● **Goal**:
Copy each line of the material below that includes the string "Disk".
[Data excerpts start]
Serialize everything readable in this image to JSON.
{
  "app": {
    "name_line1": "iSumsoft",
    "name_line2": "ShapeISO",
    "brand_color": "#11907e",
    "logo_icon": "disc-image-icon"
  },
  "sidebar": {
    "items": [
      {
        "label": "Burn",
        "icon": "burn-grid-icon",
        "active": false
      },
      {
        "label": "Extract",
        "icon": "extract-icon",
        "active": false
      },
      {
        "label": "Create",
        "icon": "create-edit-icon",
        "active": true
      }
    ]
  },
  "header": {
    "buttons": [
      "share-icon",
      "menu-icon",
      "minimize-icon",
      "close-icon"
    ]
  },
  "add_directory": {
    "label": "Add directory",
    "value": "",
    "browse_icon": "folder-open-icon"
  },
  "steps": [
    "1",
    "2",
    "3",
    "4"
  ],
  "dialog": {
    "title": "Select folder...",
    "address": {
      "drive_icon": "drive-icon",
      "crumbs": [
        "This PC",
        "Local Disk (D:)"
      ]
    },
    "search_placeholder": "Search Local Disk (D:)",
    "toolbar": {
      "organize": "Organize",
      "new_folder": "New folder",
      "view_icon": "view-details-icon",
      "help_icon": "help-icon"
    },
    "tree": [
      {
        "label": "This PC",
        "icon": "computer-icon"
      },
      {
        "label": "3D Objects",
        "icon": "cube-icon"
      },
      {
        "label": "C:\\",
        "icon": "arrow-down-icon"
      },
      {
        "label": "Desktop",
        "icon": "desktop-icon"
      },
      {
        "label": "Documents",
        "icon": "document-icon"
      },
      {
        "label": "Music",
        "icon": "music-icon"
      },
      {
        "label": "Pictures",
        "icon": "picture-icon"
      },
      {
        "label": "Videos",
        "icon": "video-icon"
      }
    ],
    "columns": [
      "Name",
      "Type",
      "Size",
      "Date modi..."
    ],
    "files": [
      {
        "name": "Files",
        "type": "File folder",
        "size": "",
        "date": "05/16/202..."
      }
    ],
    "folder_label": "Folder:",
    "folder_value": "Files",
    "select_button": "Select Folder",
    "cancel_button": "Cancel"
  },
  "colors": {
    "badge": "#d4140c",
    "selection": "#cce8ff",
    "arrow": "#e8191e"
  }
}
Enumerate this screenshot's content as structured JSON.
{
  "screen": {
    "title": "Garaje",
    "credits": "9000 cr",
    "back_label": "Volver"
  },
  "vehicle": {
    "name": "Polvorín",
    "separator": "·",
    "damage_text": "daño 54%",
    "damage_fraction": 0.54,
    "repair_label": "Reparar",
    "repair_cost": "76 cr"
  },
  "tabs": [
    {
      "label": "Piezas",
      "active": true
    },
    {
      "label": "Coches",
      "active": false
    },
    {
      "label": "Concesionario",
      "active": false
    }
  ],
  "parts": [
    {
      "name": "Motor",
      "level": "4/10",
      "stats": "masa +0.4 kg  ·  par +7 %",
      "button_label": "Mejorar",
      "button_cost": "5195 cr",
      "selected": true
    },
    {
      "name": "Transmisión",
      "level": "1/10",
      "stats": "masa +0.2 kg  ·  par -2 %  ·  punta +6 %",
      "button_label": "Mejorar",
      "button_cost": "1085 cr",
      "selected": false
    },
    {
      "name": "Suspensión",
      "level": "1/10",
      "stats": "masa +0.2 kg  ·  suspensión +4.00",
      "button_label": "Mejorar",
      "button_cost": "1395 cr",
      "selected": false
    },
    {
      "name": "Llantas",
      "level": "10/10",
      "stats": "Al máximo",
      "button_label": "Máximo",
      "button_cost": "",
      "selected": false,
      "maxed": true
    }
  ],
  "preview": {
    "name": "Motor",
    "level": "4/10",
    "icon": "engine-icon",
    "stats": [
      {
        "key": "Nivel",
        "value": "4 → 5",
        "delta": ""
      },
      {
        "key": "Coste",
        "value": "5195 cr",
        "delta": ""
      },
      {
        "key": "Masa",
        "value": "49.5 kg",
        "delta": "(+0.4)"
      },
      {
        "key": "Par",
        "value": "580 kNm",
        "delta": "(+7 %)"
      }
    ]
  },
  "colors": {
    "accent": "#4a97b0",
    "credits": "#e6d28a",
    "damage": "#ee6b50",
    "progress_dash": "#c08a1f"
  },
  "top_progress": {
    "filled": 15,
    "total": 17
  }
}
[Data excerpts end]
● **Correct result**:
        "Local Disk (D:)"
    "search_placeholder": "Search Local Disk (D:)",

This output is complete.